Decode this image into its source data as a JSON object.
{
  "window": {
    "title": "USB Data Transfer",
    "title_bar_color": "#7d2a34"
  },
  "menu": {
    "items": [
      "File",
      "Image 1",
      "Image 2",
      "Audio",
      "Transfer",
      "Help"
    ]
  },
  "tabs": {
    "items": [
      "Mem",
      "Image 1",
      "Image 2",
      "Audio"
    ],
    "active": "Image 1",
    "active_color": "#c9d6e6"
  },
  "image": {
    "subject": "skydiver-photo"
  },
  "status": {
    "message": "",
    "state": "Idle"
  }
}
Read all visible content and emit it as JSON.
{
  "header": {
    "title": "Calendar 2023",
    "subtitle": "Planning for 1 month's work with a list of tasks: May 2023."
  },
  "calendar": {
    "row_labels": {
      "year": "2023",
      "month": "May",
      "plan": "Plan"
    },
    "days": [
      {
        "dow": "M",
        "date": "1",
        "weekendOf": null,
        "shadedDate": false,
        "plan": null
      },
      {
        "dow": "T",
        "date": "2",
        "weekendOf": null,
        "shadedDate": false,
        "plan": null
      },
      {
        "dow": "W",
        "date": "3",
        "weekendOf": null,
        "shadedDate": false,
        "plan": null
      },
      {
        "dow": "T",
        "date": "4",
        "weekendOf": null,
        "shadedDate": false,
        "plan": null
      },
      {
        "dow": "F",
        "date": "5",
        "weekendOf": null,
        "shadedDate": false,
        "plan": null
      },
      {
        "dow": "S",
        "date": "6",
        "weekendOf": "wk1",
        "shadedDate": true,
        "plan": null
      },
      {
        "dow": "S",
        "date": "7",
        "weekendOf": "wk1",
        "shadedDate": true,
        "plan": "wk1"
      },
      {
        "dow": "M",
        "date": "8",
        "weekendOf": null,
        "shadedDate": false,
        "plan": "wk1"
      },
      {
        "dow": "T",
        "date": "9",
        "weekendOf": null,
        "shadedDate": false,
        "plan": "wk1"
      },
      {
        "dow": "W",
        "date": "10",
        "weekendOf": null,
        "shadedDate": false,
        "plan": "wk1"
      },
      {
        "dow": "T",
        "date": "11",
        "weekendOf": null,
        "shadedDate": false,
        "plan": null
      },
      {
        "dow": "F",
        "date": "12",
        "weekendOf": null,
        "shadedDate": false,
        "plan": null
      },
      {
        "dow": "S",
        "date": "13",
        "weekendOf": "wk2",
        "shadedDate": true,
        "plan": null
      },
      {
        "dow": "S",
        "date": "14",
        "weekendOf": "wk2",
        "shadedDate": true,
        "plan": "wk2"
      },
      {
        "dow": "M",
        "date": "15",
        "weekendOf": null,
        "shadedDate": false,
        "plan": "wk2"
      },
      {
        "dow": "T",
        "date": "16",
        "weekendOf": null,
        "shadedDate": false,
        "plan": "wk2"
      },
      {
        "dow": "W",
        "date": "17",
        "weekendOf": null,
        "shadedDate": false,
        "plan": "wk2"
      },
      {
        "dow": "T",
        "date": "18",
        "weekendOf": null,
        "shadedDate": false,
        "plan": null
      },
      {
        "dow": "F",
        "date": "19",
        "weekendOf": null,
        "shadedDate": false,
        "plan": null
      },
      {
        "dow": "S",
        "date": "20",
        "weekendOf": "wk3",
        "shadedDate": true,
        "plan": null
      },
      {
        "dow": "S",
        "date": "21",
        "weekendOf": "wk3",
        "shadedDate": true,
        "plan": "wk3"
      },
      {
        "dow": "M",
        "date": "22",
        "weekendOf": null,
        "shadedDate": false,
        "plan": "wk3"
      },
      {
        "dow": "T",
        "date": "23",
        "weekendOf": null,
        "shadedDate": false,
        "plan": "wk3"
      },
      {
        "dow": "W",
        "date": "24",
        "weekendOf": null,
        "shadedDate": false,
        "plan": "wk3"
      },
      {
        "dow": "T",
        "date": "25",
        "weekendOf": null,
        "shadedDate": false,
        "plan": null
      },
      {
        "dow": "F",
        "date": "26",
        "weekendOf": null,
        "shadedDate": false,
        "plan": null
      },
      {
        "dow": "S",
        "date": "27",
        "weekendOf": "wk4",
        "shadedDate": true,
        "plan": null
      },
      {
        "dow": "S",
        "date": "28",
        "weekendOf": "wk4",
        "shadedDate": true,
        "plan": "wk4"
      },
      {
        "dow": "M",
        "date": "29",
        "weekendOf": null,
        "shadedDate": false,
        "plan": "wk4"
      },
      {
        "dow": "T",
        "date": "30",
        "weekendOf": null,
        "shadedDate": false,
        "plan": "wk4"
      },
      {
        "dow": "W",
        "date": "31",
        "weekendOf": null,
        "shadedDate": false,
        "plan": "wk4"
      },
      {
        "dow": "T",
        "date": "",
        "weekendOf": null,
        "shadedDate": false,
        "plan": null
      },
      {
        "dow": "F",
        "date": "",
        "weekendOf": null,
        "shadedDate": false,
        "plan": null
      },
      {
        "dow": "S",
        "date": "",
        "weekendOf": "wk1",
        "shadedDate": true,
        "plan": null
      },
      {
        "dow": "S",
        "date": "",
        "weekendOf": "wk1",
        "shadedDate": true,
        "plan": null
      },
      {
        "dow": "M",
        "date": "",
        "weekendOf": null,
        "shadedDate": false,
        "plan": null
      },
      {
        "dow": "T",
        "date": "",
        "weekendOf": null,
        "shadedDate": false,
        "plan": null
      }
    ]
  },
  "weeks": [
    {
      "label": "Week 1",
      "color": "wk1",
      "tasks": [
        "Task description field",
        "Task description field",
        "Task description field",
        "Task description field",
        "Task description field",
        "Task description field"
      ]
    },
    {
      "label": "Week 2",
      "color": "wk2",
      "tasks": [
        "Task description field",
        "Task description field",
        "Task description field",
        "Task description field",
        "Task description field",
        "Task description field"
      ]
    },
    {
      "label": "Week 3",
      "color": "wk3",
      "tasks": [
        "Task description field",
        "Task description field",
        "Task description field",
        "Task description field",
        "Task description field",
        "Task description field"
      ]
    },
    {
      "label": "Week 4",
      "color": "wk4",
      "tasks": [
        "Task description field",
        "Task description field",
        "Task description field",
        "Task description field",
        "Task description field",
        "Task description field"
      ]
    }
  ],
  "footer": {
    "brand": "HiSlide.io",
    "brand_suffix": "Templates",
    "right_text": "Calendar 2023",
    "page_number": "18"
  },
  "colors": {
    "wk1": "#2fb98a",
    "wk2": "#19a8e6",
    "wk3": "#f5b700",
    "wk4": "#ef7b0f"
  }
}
========================================================================
* [Written problem] Reproduce each record shown above without altering a single word.

* [Solution to this task]
Decode this image into its source data as a JSON object.
{
  "window": {
    "title": "USB Data Transfer",
    "title_bar_color": "#7d2a34"
  },
  "menu": {
    "items": [
      "File",
      "Image 1",
      "Image 2",
      "Audio",
      "Transfer",
      "Help"
    ]
  },
  "tabs": {
    "items": [
      "Mem",
      "Image 1",
      "Image 2",
      "Audio"
    ],
    "active": "Image 1",
    "active_color": "#c9d6e6"
  },
  "image": {
    "subject": "skydiver-photo"
  },
  "status": {
    "message": "",
    "state": "Idle"
  }
}
Read all visible content and emit it as JSON.
{
  "header": {
    "title": "Calendar 2023",
    "subtitle": "Planning for 1 month's work with a list of tasks: May 2023."
  },
  "calendar": {
    "row_labels": {
      "year": "2023",
      "month": "May",
      "plan": "Plan"
    },
    "days": [
      {
        "dow": "M",
        "date": "1",
        "weekendOf": null,
        "shadedDate": false,
        "plan": null
      },
      {
        "dow": "T",
        "date": "2",
        "weekendOf": null,
        "shadedDate": false,
        "plan": null
      },
      {
        "dow": "W",
        "date": "3",
        "weekendOf": null,
        "shadedDate": false,
        "plan": null
      },
      {
        "dow": "T",
        "date": "4",
        "weekendOf": null,
        "shadedDate": false,
        "plan": null
      },
      {
        "dow": "F",
        "date": "5",
        "weekendOf": null,
        "shadedDate": false,
        "plan": null
      },
      {
        "dow": "S",
        "date": "6",
        "weekendOf": "wk1",
        "shadedDate": true,
        "plan": null
      },
      {
        "dow": "S",
        "date": "7",
        "weekendOf": "wk1",
        "shadedDate": true,
        "plan": "wk1"
      },
      {
        "dow": "M",
        "date": "8",
        "weekendOf": null,
        "shadedDate": false,
        "plan": "wk1"
      },
      {
        "dow": "T",
        "date": "9",
        "weekendOf": null,
        "shadedDate": false,
        "plan": "wk1"
      },
      {
        "dow": "W",
        "date": "10",
        "weekendOf": null,
        "shadedDate": false,
        "plan": "wk1"
      },
      {
        "dow": "T",
        "date": "11",
        "weekendOf": null,
        "shadedDate": false,
        "plan": null
      },
      {
        "dow": "F",
        "date": "12",
        "weekendOf": null,
        "shadedDate": false,
        "plan": null
      },
      {
        "dow": "S",
        "date": "13",
        "weekendOf": "wk2",
        "shadedDate": true,
        "plan": null
      },
      {
        "dow": "S",
        "date": "14",
        "weekendOf": "wk2",
        "shadedDate": true,
        "plan": "wk2"
      },
      {
        "dow": "M",
        "date": "15",
        "weekendOf": null,
        "shadedDate": false,
        "plan": "wk2"
      },
      {
        "dow": "T",
        "date": "16",
        "weekendOf": null,
        "shadedDate": false,
        "plan": "wk2"
      },
      {
        "dow": "W",
        "date": "17",
        "weekendOf": null,
        "shadedDate": false,
        "plan": "wk2"
      },
      {
        "dow": "T",
        "date": "18",
        "weekendOf": null,
        "shadedDate": false,
        "plan": null
      },
      {
        "dow": "F",
        "date": "19",
        "weekendOf": null,
        "shadedDate": false,
        "plan": null
      },
      {
        "dow": "S",
        "date": "20",
        "weekendOf": "wk3",
        "shadedDate": true,
        "plan": null
      },
      {
        "dow": "S",
        "date": "21",
        "weekendOf": "wk3",
        "shadedDate": true,
        "plan": "wk3"
      },
      {
        "dow": "M",
        "date": "22",
        "weekendOf": null,
        "shadedDate": false,
        "plan": "wk3"
      },
      {
        "dow": "T",
        "date": "23",
        "weekendOf": null,
        "shadedDate": false,
        "plan": "wk3"
      },
      {
        "dow": "W",
        "date": "24",
        "weekendOf": null,
        "shadedDate": false,
        "plan": "wk3"
      },
      {
        "dow": "T",
        "date": "25",
        "weekendOf": null,
        "shadedDate": false,
        "plan": null
      },
      {
        "dow": "F",
        "date": "26",
        "weekendOf": null,
        "shadedDate": false,
        "plan": null
      },
      {
        "dow": "S",
        "date": "27",
        "weekendOf": "wk4",
        "shadedDate": true,
        "plan": null
      },
      {
        "dow": "S",
        "date": "28",
        "weekendOf": "wk4",
        "shadedDate": true,
        "plan": "wk4"
      },
      {
        "dow": "M",
        "date": "29",
        "weekendOf": null,
        "shadedDate": false,
        "plan": "wk4"
      },
      {
        "dow": "T",
        "date": "30",
        "weekendOf": null,
        "shadedDate": false,
        "plan": "wk4"
      },
      {
        "dow": "W",
        "date": "31",
        "weekendOf": null,
        "shadedDate": false,
        "plan": "wk4"
      },
      {
        "dow": "T",
        "date": "",
        "weekendOf": null,
        "shadedDate": false,
        "plan": null
      },
      {
        "dow": "F",
        "date": "",
        "weekendOf": null,
        "shadedDate": false,
        "plan": null
      },
      {
        "dow": "S",
        "date": "",
        "weekendOf": "wk1",
        "shadedDate": true,
        "plan": null
      },
      {
        "dow": "S",
        "date": "",
        "weekendOf": "wk1",
        "shadedDate": true,
        "plan": null
      },
      {
        "dow": "M",
        "date": "",
        "weekendOf": null,
        "shadedDate": false,
        "plan": null
      },
      {
        "dow": "T",
        "date": "",
        "weekendOf": null,
        "shadedDate": false,
        "plan": null
      }
    ]
  },
  "weeks": [
    {
      "label": "Week 1",
      "color": "wk1",
      "tasks": [
        "Task description field",
        "Task description field",
        "Task description field",
        "Task description field",
        "Task description field",
        "Task description field"
      ]
    },
    {
      "label": "Week 2",
      "color": "wk2",
      "tasks": [
        "Task description field",
        "Task description field",
        "Task description field",
        "Task description field",
        "Task description field",
        "Task description field"
      ]
    },
    {
      "label": "Week 3",
      "color": "wk3",
      "tasks": [
        "Task description field",
        "Task description field",
        "Task description field",
        "Task description field",
        "Task description field",
        "Task description field"
      ]
    },
    {
      "label": "Week 4",
      "color": "wk4",
      "tasks": [
        "Task description field",
        "Task description field",
        "Task description field",
        "Task description field",
        "Task description field",
        "Task description field"
      ]
    }
  ],
  "footer": {
    "brand": "HiSlide.io",
    "brand_suffix": "Templates",
    "right_text": "Calendar 2023",
    "page_number": "18"
  },
  "colors": {
    "wk1": "#2fb98a",
    "wk2": "#19a8e6",
    "wk3": "#f5b700",
    "wk4": "#ef7b0f"
  }
}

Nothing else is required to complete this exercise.